(Stated task)
Please find each line in the records below that contains the string "disk" and copy it out. Case counts.
# Start of Entries shown
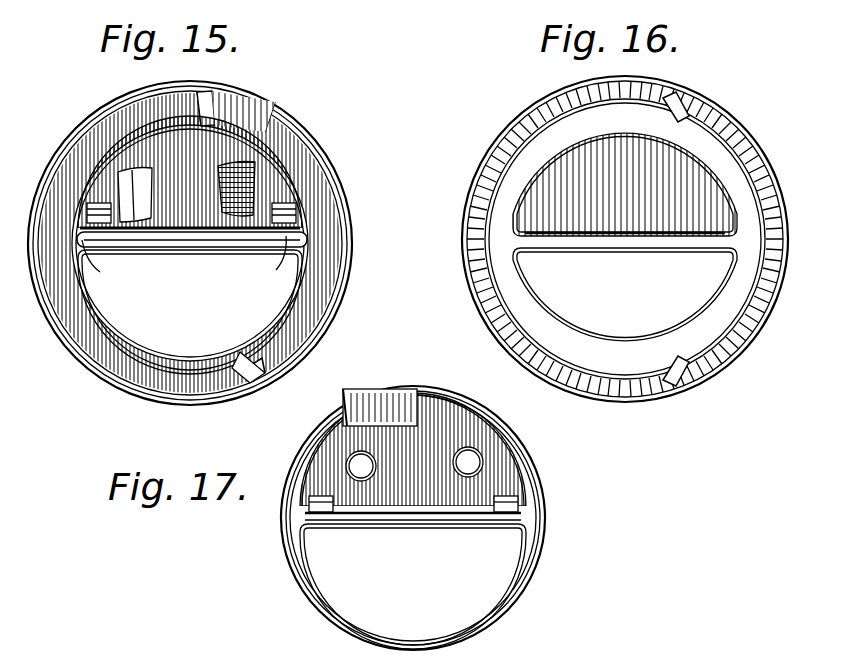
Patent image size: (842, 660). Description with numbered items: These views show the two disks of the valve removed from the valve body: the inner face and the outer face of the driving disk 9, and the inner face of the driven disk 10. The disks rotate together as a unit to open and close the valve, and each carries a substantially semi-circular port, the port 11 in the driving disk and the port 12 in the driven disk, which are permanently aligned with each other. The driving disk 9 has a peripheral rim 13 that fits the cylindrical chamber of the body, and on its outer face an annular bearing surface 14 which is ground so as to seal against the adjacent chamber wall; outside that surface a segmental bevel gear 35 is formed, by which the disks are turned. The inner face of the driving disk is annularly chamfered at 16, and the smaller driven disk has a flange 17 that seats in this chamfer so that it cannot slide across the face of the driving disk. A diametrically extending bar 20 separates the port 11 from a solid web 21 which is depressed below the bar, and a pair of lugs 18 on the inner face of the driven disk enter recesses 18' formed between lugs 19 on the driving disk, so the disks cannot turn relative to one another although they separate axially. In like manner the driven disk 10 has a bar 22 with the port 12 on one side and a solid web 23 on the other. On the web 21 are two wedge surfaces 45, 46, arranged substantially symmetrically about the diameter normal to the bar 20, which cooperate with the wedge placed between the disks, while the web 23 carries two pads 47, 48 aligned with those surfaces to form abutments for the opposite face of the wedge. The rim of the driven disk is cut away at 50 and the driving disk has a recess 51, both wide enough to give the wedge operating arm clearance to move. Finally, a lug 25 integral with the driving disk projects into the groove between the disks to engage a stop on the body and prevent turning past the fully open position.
# End of Entries shown
# Start of Entries shown
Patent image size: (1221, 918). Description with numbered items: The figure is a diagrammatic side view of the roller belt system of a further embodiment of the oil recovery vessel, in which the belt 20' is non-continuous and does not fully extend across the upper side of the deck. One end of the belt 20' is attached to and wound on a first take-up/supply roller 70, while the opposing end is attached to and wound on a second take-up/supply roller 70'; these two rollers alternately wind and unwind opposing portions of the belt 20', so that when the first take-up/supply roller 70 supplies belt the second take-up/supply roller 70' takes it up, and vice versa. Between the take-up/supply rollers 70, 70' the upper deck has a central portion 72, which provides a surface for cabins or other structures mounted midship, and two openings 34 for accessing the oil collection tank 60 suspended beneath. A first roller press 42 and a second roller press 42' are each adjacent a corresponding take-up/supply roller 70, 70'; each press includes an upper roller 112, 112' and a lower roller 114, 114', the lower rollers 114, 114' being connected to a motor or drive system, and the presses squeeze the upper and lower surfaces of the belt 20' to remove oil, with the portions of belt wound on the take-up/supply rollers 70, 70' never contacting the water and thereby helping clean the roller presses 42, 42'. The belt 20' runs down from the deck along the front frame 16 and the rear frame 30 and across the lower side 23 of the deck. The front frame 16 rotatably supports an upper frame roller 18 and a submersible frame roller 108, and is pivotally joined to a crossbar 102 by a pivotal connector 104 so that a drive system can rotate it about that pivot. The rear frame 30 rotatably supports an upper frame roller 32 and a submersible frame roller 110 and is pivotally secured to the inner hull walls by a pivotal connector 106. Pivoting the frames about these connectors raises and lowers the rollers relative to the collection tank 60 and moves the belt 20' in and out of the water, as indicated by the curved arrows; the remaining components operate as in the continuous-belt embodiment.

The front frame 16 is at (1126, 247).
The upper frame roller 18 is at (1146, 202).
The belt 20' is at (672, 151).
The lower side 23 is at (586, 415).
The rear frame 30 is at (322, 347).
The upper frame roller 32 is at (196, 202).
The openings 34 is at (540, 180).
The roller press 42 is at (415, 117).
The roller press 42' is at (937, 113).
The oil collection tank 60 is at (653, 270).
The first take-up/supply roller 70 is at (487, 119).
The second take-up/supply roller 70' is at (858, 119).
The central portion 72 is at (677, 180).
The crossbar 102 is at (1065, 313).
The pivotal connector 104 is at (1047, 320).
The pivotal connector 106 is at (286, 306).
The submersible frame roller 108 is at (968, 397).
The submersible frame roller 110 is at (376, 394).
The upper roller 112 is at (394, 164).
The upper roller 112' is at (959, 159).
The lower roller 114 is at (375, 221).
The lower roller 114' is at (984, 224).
# End of Entries shown
(Output of the exercise)
Patent image size: (842, 660). Description with numbered items: These views show the two disks of the valve removed from the valve body: the inner face and the outer face of the driving disk 9, and the inner face of the driven disk 10. The disks rotate together as a unit to open and close the valve, and each carries a substantially semi-circular port, the port 11 in the driving disk and the port 12 in the driven disk, which are permanently aligned with each other. The driving disk 9 has a peripheral rim 13 that fits the cylindrical chamber of the body, and on its outer face an annular bearing surface 14 which is ground so as to seal against the adjacent chamber wall; outside that surface a segmental bevel gear 35 is formed, by which the disks are turned. The inner face of the driving disk is annularly chamfered at 16, and the smaller driven disk has a flange 17 that seats in this chamfer so that it cannot slide across the face of the driving disk. A diametrically extending bar 20 separates the port 11 from a solid web 21 which is depressed below the bar, and a pair of lugs 18 on the inner face of the driven disk enter recesses 18' formed between lugs 19 on the driving disk, so the disks cannot turn relative to one another although they separate axially. In like manner the driven disk 10 has a bar 22 with the port 12 on one side and a solid web 23 on the other. On the web 21 are two wedge surfaces 45, 46, arranged substantially symmetrically about the diameter normal to the bar 20, which cooperate with the wedge placed between the disks, while the web 23 carries two pads 47, 48 aligned with those surfaces to form abutments for the opposite face of the wedge. The rim of the driven disk is cut away at 50 and the driving disk has a recess 51, both wide enough to give the wedge operating arm clearance to move. Finally, a lug 25 integral with the driving disk projects into the groove between the disks to engage a stop on the body and prevent turning past the fully open position.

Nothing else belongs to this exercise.